## START Given information

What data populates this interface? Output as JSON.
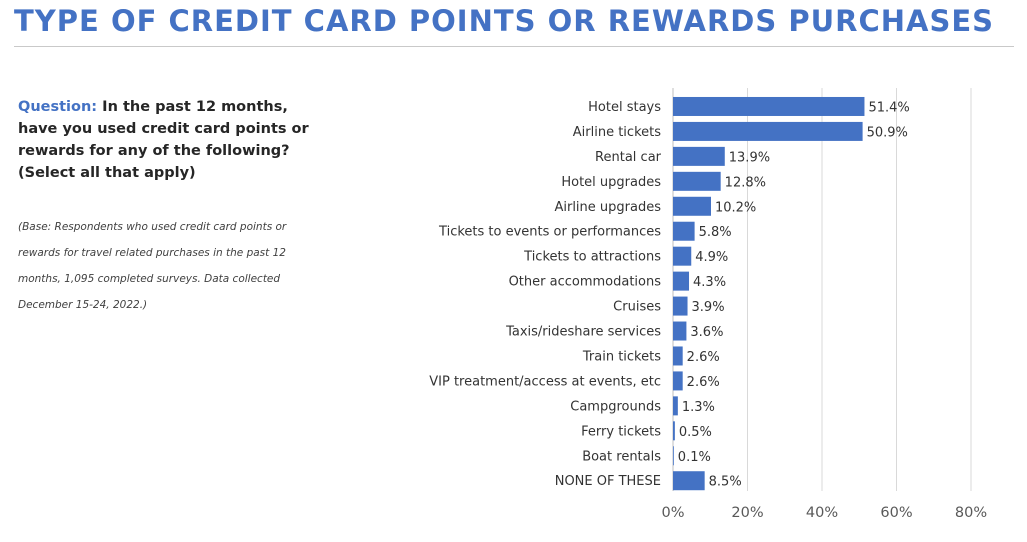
{
  "page": {
    "title": "TYPE OF CREDIT CARD POINTS OR REWARDS PURCHASES",
    "question_label": "Question:",
    "question_text": "In the past 12 months, have you used credit card points or rewards for any of the following?  (Select all that apply)",
    "base_note": "(Base: Respondents who used credit card points or rewards for travel related purchases in the past 12 months, 1,095 completed surveys. Data collected December 15-24, 2022.)"
  },
  "chart_data": {
    "type": "bar",
    "orientation": "horizontal",
    "categories": [
      "Hotel stays",
      "Airline tickets",
      "Rental car",
      "Hotel upgrades",
      "Airline upgrades",
      "Tickets to events or performances",
      "Tickets to attractions",
      "Other accommodations",
      "Cruises",
      "Taxis/rideshare services",
      "Train tickets",
      "VIP treatment/access at events, etc",
      "Campgrounds",
      "Ferry tickets",
      "Boat rentals",
      "NONE OF THESE"
    ],
    "values": [
      51.4,
      50.9,
      13.9,
      12.8,
      10.2,
      5.8,
      4.9,
      4.3,
      3.9,
      3.6,
      2.6,
      2.6,
      1.3,
      0.5,
      0.1,
      8.5
    ],
    "value_labels": [
      "51.4%",
      "50.9%",
      "13.9%",
      "12.8%",
      "10.2%",
      "5.8%",
      "4.9%",
      "4.3%",
      "3.9%",
      "3.6%",
      "2.6%",
      "2.6%",
      "1.3%",
      "0.5%",
      "0.1%",
      "8.5%"
    ],
    "xlim": [
      0,
      80
    ],
    "x_ticks": [
      0,
      20,
      40,
      60,
      80
    ],
    "x_tick_labels": [
      "0%",
      "20%",
      "40%",
      "60%",
      "80%"
    ],
    "grid": "vertical",
    "legend": "none",
    "bar_color": "#4472c4"
  }
}
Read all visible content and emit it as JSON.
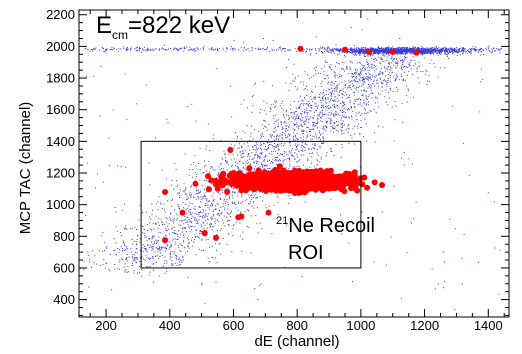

## END Given information

Extract the text of all the records above verbatim, excluding pictures.

* _Result_:
What data populates this interface? Output as JSON.
{
  "page": {
    "title": "TYPE OF CREDIT CARD POINTS OR REWARDS PURCHASES",
    "question_label": "Question:",
    "question_text": "In the past 12 months, have you used credit card points or rewards for any of the following?  (Select all that apply)",
    "base_note": "(Base: Respondents who used credit card points or rewards for travel related purchases in the past 12 months, 1,095 completed surveys. Data collected December 15-24, 2022.)"
  },
  "chart_data": {
    "type": "bar",
    "orientation": "horizontal",
    "categories": [
      "Hotel stays",
      "Airline tickets",
      "Rental car",
      "Hotel upgrades",
      "Airline upgrades",
      "Tickets to events or performances",
      "Tickets to attractions",
      "Other accommodations",
      "Cruises",
      "Taxis/rideshare services",
      "Train tickets",
      "VIP treatment/access at events, etc",
      "Campgrounds",
      "Ferry tickets",
      "Boat rentals",
      "NONE OF THESE"
    ],
    "values": [
      51.4,
      50.9,
      13.9,
      12.8,
      10.2,
      5.8,
      4.9,
      4.3,
      3.9,
      3.6,
      2.6,
      2.6,
      1.3,
      0.5,
      0.1,
      8.5
    ],
    "value_labels": [
      "51.4%",
      "50.9%",
      "13.9%",
      "12.8%",
      "10.2%",
      "5.8%",
      "4.9%",
      "4.3%",
      "3.9%",
      "3.6%",
      "2.6%",
      "2.6%",
      "1.3%",
      "0.5%",
      "0.1%",
      "8.5%"
    ],
    "xlim": [
      0,
      80
    ],
    "x_ticks": [
      0,
      20,
      40,
      60,
      80
    ],
    "x_tick_labels": [
      "0%",
      "20%",
      "40%",
      "60%",
      "80%"
    ],
    "grid": "vertical",
    "legend": "none",
    "bar_color": "#4472c4"
  }
}
Read all visible content and emit it as JSON.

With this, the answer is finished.